**What the task asks:** Write out all of the entries exactly as given.
** Start of Raw data **
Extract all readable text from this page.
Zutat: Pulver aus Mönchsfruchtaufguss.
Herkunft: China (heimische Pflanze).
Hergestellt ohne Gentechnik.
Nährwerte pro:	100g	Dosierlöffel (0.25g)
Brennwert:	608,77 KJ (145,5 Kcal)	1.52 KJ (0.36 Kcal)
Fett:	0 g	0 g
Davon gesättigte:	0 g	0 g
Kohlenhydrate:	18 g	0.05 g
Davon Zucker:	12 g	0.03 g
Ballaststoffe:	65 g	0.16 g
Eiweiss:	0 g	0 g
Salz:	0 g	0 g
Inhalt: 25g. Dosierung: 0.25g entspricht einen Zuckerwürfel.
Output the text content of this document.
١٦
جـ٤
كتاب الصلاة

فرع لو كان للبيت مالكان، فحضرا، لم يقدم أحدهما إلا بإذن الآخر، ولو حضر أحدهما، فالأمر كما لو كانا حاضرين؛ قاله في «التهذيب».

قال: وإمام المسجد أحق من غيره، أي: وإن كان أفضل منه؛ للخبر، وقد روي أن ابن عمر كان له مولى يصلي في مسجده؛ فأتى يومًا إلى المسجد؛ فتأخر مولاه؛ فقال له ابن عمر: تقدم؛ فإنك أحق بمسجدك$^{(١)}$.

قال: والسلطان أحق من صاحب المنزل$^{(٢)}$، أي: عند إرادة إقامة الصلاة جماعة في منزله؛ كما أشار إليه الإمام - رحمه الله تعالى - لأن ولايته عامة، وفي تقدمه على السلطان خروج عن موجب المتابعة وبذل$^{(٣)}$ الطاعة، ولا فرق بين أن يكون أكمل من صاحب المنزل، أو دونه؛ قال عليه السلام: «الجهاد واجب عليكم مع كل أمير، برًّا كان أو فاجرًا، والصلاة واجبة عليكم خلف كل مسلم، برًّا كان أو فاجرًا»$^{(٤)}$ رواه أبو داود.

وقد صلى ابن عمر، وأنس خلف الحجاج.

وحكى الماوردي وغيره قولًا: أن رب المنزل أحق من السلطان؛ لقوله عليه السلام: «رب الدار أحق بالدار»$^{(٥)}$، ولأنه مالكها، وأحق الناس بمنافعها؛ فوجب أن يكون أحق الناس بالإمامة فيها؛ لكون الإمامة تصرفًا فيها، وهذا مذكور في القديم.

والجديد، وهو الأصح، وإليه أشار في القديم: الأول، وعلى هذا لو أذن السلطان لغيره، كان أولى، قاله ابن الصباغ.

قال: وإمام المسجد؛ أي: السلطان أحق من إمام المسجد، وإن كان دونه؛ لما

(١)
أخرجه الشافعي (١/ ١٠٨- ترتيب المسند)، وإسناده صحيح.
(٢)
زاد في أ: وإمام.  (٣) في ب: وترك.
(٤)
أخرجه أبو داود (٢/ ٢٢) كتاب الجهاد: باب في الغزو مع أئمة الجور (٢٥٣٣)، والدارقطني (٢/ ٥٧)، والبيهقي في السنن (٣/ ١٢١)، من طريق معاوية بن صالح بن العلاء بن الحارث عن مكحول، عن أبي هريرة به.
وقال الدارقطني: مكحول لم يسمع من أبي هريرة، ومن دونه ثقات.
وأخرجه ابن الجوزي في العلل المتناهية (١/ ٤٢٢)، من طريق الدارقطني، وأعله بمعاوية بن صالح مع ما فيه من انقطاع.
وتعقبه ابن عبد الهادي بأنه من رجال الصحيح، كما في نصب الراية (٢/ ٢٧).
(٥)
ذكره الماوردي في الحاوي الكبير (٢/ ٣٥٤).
** End of Raw data **
**Answer to the problem:**
Extract all readable text from this page.
Zutat: Pulver aus Mönchsfruchtaufguss.
Herkunft: China (heimische Pflanze).
Hergestellt ohne Gentechnik.
Nährwerte pro:	100g	Dosierlöffel (0.25g)
Brennwert:	608,77 KJ (145,5 Kcal)	1.52 KJ (0.36 Kcal)
Fett:	0 g	0 g
Davon gesättigte:	0 g	0 g
Kohlenhydrate:	18 g	0.05 g
Davon Zucker:	12 g	0.03 g
Ballaststoffe:	65 g	0.16 g
Eiweiss:	0 g	0 g
Salz:	0 g	0 g
Inhalt: 25g. Dosierung: 0.25g entspricht einen Zuckerwürfel.
Output the text content of this document.
١٦
جـ٤
كتاب الصلاة

فرع لو كان للبيت مالكان، فحضرا، لم يقدم أحدهما إلا بإذن الآخر، ولو حضر أحدهما، فالأمر كما لو كانا حاضرين؛ قاله في «التهذيب».

قال: وإمام المسجد أحق من غيره، أي: وإن كان أفضل منه؛ للخبر، وقد روي أن ابن عمر كان له مولى يصلي في مسجده؛ فأتى يومًا إلى المسجد؛ فتأخر مولاه؛ فقال له ابن عمر: تقدم؛ فإنك أحق بمسجدك$^{(١)}$.

قال: والسلطان أحق من صاحب المنزل$^{(٢)}$، أي: عند إرادة إقامة الصلاة جماعة في منزله؛ كما أشار إليه الإمام - رحمه الله تعالى - لأن ولايته عامة، وفي تقدمه على السلطان خروج عن موجب المتابعة وبذل$^{(٣)}$ الطاعة، ولا فرق بين أن يكون أكمل من صاحب المنزل، أو دونه؛ قال عليه السلام: «الجهاد واجب عليكم مع كل أمير، برًّا كان أو فاجرًا، والصلاة واجبة عليكم خلف كل مسلم، برًّا كان أو فاجرًا»$^{(٤)}$ رواه أبو داود.

وقد صلى ابن عمر، وأنس خلف الحجاج.

وحكى الماوردي وغيره قولًا: أن رب المنزل أحق من السلطان؛ لقوله عليه السلام: «رب الدار أحق بالدار»$^{(٥)}$، ولأنه مالكها، وأحق الناس بمنافعها؛ فوجب أن يكون أحق الناس بالإمامة فيها؛ لكون الإمامة تصرفًا فيها، وهذا مذكور في القديم.

والجديد، وهو الأصح، وإليه أشار في القديم: الأول، وعلى هذا لو أذن السلطان لغيره، كان أولى، قاله ابن الصباغ.

قال: وإمام المسجد؛ أي: السلطان أحق من إمام المسجد، وإن كان دونه؛ لما

(١)
أخرجه الشافعي (١/ ١٠٨- ترتيب المسند)، وإسناده صحيح.
(٢)
زاد في أ: وإمام.  (٣) في ب: وترك.
(٤)
أخرجه أبو داود (٢/ ٢٢) كتاب الجهاد: باب في الغزو مع أئمة الجور (٢٥٣٣)، والدارقطني (٢/ ٥٧)، والبيهقي في السنن (٣/ ١٢١)، من طريق معاوية بن صالح بن العلاء بن الحارث عن مكحول، عن أبي هريرة به.
وقال الدارقطني: مكحول لم يسمع من أبي هريرة، ومن دونه ثقات.
وأخرجه ابن الجوزي في العلل المتناهية (١/ ٤٢٢)، من طريق الدارقطني، وأعله بمعاوية بن صالح مع ما فيه من انقطاع.
وتعقبه ابن عبد الهادي بأنه من رجال الصحيح، كما في نصب الراية (٢/ ٢٧).
(٥)
ذكره الماوردي في الحاوي الكبير (٢/ ٣٥٤).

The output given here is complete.